→ Problem
Write out the entries verbatim and leave the images out of the copy.

→ Dataset content
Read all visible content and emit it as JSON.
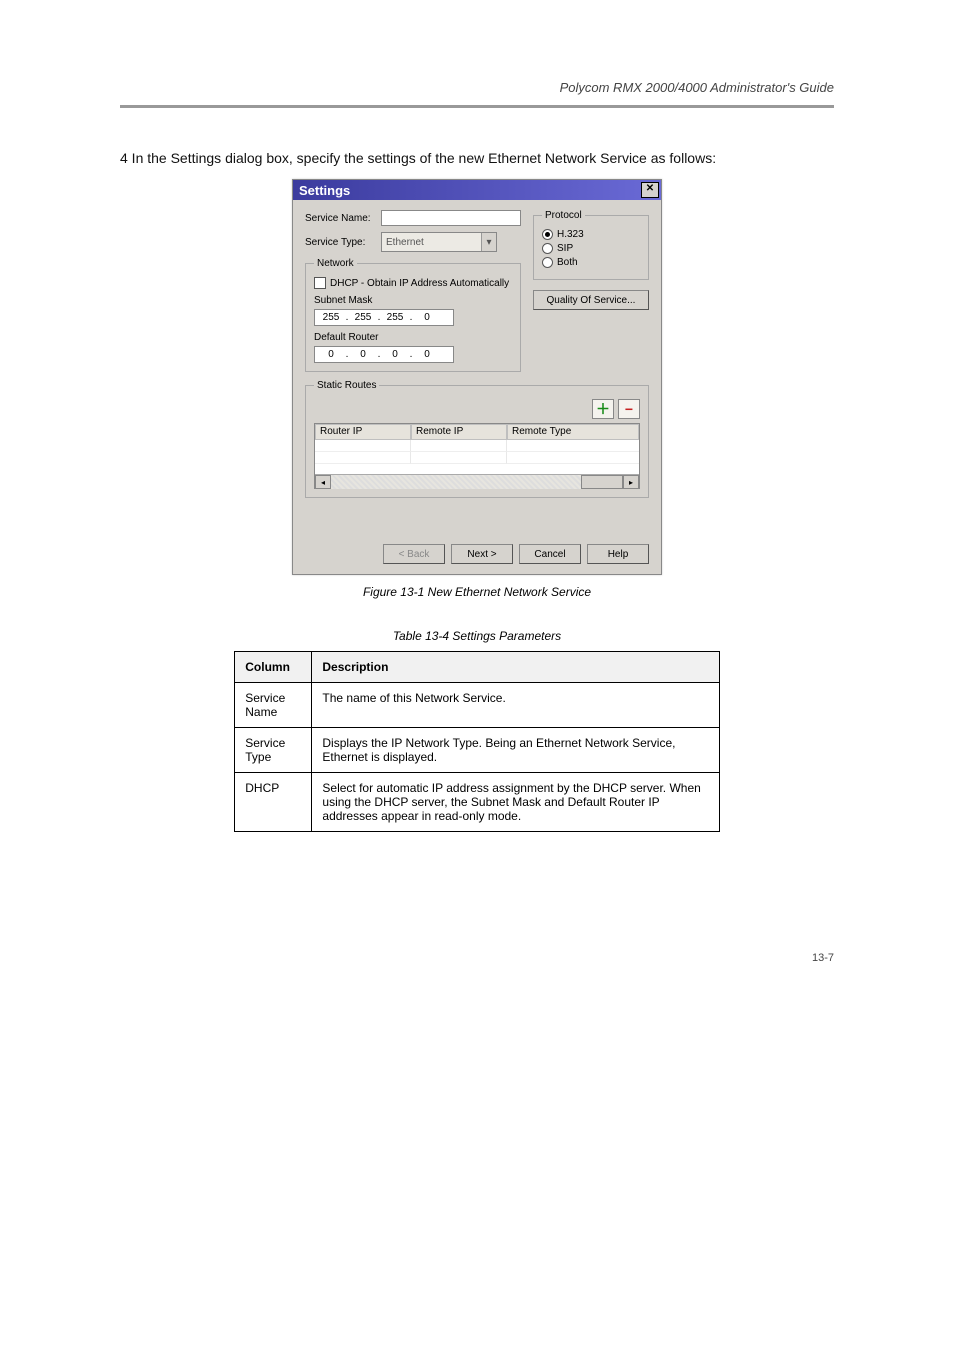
{
  "header": {
    "left": "",
    "right": "Polycom RMX 2000/4000 Administrator's Guide"
  },
  "instruction": "4    In the Settings dialog box, specify the settings of the new Ethernet Network Service as follows:",
  "figure_caption": "Figure 13-1   New Ethernet Network Service",
  "table_caption": "Table 13-4 Settings Parameters",
  "doc_table": {
    "headers": [
      "Column",
      "Description"
    ],
    "rows": [
      {
        "col": "Service Name",
        "desc": "The name of this Network Service."
      },
      {
        "col": "Service Type",
        "desc": "Displays the IP Network Type. Being an Ethernet Network Service, Ethernet is displayed."
      },
      {
        "col": "DHCP",
        "desc": "Select for automatic IP address assignment by the DHCP server. When using the DHCP server, the Subnet Mask and Default Router IP addresses appear in read-only mode."
      }
    ]
  },
  "footer": {
    "left": "",
    "right": "13-7"
  },
  "dialog": {
    "title": "Settings",
    "service_name_label": "Service Name:",
    "service_name_value": "",
    "service_type_label": "Service Type:",
    "service_type_value": "Ethernet",
    "network_legend": "Network",
    "dhcp_label": "DHCP - Obtain IP Address Automatically",
    "subnet_label": "Subnet Mask",
    "subnet_octets": [
      "255",
      "255",
      "255",
      "0"
    ],
    "router_label": "Default Router",
    "router_octets": [
      "0",
      "0",
      "0",
      "0"
    ],
    "protocol_legend": "Protocol",
    "protocol_options": [
      "H.323",
      "SIP",
      "Both"
    ],
    "qos_button": "Quality Of Service...",
    "static_routes_legend": "Static Routes",
    "routes_headers": [
      "Router IP",
      "Remote IP",
      "Remote Type"
    ],
    "buttons": {
      "back": "< Back",
      "next": "Next >",
      "cancel": "Cancel",
      "help": "Help"
    }
  }
}
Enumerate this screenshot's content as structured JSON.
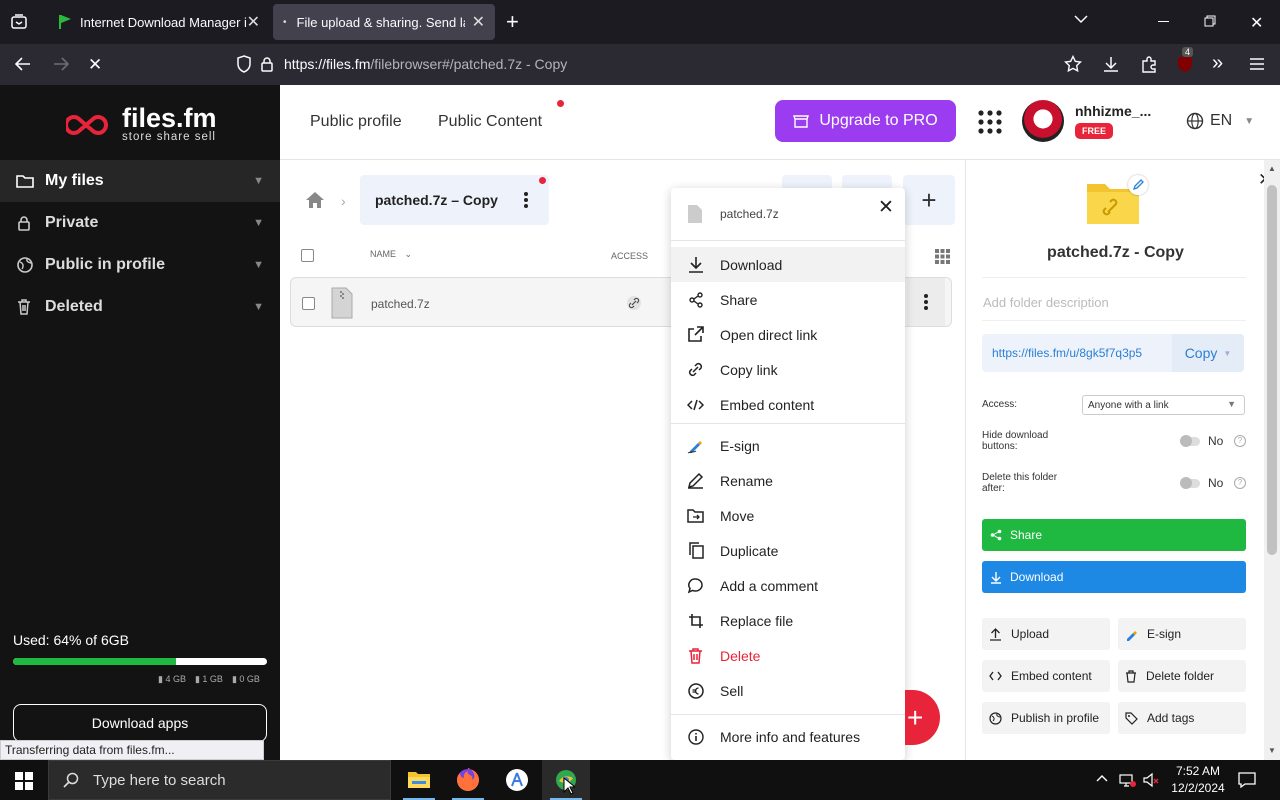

→ Solution for this exercise
Read all visible content and emit it as JSON.
{
  "header": {
    "left": "",
    "right": "Polycom RMX 2000/4000 Administrator's Guide"
  },
  "instruction": "4    In the Settings dialog box, specify the settings of the new Ethernet Network Service as follows:",
  "figure_caption": "Figure 13-1   New Ethernet Network Service",
  "table_caption": "Table 13-4 Settings Parameters",
  "doc_table": {
    "headers": [
      "Column",
      "Description"
    ],
    "rows": [
      {
        "col": "Service Name",
        "desc": "The name of this Network Service."
      },
      {
        "col": "Service Type",
        "desc": "Displays the IP Network Type. Being an Ethernet Network Service, Ethernet is displayed."
      },
      {
        "col": "DHCP",
        "desc": "Select for automatic IP address assignment by the DHCP server. When using the DHCP server, the Subnet Mask and Default Router IP addresses appear in read-only mode."
      }
    ]
  },
  "footer": {
    "left": "",
    "right": "13-7"
  },
  "dialog": {
    "title": "Settings",
    "service_name_label": "Service Name:",
    "service_name_value": "",
    "service_type_label": "Service Type:",
    "service_type_value": "Ethernet",
    "network_legend": "Network",
    "dhcp_label": "DHCP - Obtain IP Address Automatically",
    "subnet_label": "Subnet Mask",
    "subnet_octets": [
      "255",
      "255",
      "255",
      "0"
    ],
    "router_label": "Default Router",
    "router_octets": [
      "0",
      "0",
      "0",
      "0"
    ],
    "protocol_legend": "Protocol",
    "protocol_options": [
      "H.323",
      "SIP",
      "Both"
    ],
    "qos_button": "Quality Of Service...",
    "static_routes_legend": "Static Routes",
    "routes_headers": [
      "Router IP",
      "Remote IP",
      "Remote Type"
    ],
    "buttons": {
      "back": "< Back",
      "next": "Next >",
      "cancel": "Cancel",
      "help": "Help"
    }
  }
}
Enumerate this screenshot's content as structured JSON.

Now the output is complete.